Start of Dataset

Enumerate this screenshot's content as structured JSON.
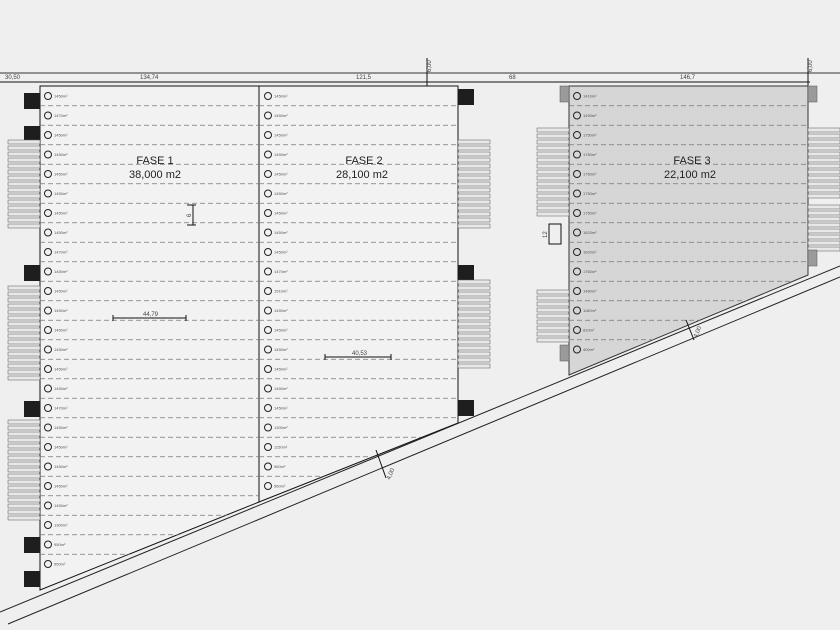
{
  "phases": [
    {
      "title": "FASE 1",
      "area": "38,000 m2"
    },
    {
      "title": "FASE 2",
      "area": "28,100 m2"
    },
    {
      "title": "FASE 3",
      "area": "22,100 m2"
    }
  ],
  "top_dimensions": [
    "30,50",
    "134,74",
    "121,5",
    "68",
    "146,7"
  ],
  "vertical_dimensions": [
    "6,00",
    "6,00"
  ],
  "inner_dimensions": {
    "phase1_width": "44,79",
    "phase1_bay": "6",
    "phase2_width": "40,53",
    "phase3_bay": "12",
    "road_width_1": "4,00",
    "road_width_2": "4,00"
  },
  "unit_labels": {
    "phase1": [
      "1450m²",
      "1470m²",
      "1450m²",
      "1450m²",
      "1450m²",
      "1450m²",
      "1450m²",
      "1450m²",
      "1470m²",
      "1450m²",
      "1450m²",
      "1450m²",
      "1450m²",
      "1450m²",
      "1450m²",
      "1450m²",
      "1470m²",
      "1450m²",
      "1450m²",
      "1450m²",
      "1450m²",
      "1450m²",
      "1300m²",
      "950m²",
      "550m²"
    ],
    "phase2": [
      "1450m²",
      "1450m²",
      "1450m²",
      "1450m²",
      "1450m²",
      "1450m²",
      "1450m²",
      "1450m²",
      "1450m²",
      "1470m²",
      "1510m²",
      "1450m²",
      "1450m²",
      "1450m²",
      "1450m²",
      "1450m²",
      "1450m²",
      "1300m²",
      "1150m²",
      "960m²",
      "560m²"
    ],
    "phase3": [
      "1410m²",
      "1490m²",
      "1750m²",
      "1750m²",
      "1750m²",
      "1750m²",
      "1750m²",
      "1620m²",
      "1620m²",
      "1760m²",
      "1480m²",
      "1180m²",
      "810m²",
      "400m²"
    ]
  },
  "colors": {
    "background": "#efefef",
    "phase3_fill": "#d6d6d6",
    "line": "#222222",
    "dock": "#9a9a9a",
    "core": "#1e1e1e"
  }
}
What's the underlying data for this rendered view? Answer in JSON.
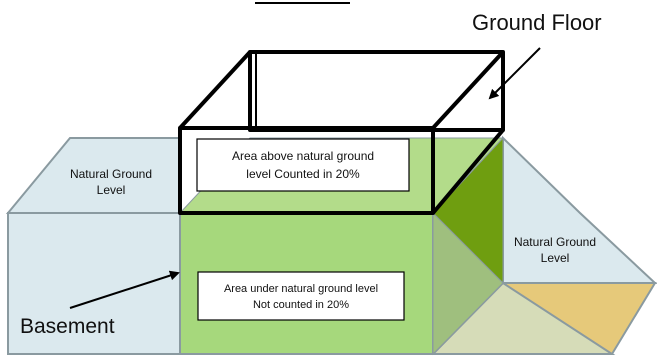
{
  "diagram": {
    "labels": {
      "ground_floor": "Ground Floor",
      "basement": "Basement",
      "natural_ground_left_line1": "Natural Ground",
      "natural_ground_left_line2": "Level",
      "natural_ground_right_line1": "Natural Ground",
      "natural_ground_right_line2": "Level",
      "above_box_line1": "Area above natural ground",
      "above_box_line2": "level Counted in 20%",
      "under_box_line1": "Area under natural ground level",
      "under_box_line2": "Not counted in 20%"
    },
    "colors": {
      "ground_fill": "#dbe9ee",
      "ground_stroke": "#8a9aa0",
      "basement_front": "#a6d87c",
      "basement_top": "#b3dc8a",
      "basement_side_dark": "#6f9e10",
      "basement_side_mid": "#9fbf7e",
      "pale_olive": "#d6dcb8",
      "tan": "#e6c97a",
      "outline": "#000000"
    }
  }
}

End of Dataset

The records above are to be quoted exactly, with all pictures left out.

Enumerate this screenshot's content as structured JSON.
{
  "phases": [
    {
      "title": "FASE 1",
      "area": "38,000 m2"
    },
    {
      "title": "FASE 2",
      "area": "28,100 m2"
    },
    {
      "title": "FASE 3",
      "area": "22,100 m2"
    }
  ],
  "top_dimensions": [
    "30,50",
    "134,74",
    "121,5",
    "68",
    "146,7"
  ],
  "vertical_dimensions": [
    "6,00",
    "6,00"
  ],
  "inner_dimensions": {
    "phase1_width": "44,79",
    "phase1_bay": "6",
    "phase2_width": "40,53",
    "phase3_bay": "12",
    "road_width_1": "4,00",
    "road_width_2": "4,00"
  },
  "unit_labels": {
    "phase1": [
      "1450m²",
      "1470m²",
      "1450m²",
      "1450m²",
      "1450m²",
      "1450m²",
      "1450m²",
      "1450m²",
      "1470m²",
      "1450m²",
      "1450m²",
      "1450m²",
      "1450m²",
      "1450m²",
      "1450m²",
      "1450m²",
      "1470m²",
      "1450m²",
      "1450m²",
      "1450m²",
      "1450m²",
      "1450m²",
      "1300m²",
      "950m²",
      "550m²"
    ],
    "phase2": [
      "1450m²",
      "1450m²",
      "1450m²",
      "1450m²",
      "1450m²",
      "1450m²",
      "1450m²",
      "1450m²",
      "1450m²",
      "1470m²",
      "1510m²",
      "1450m²",
      "1450m²",
      "1450m²",
      "1450m²",
      "1450m²",
      "1450m²",
      "1300m²",
      "1150m²",
      "960m²",
      "560m²"
    ],
    "phase3": [
      "1410m²",
      "1490m²",
      "1750m²",
      "1750m²",
      "1750m²",
      "1750m²",
      "1750m²",
      "1620m²",
      "1620m²",
      "1760m²",
      "1480m²",
      "1180m²",
      "810m²",
      "400m²"
    ]
  },
  "colors": {
    "background": "#efefef",
    "phase3_fill": "#d6d6d6",
    "line": "#222222",
    "dock": "#9a9a9a",
    "core": "#1e1e1e"
  }
}
What's the underlying data for this rendered view? Answer in JSON.
{
  "diagram": {
    "labels": {
      "ground_floor": "Ground Floor",
      "basement": "Basement",
      "natural_ground_left_line1": "Natural Ground",
      "natural_ground_left_line2": "Level",
      "natural_ground_right_line1": "Natural Ground",
      "natural_ground_right_line2": "Level",
      "above_box_line1": "Area above natural ground",
      "above_box_line2": "level Counted in 20%",
      "under_box_line1": "Area under natural ground level",
      "under_box_line2": "Not counted in 20%"
    },
    "colors": {
      "ground_fill": "#dbe9ee",
      "ground_stroke": "#8a9aa0",
      "basement_front": "#a6d87c",
      "basement_top": "#b3dc8a",
      "basement_side_dark": "#6f9e10",
      "basement_side_mid": "#9fbf7e",
      "pale_olive": "#d6dcb8",
      "tan": "#e6c97a",
      "outline": "#000000"
    }
  }
}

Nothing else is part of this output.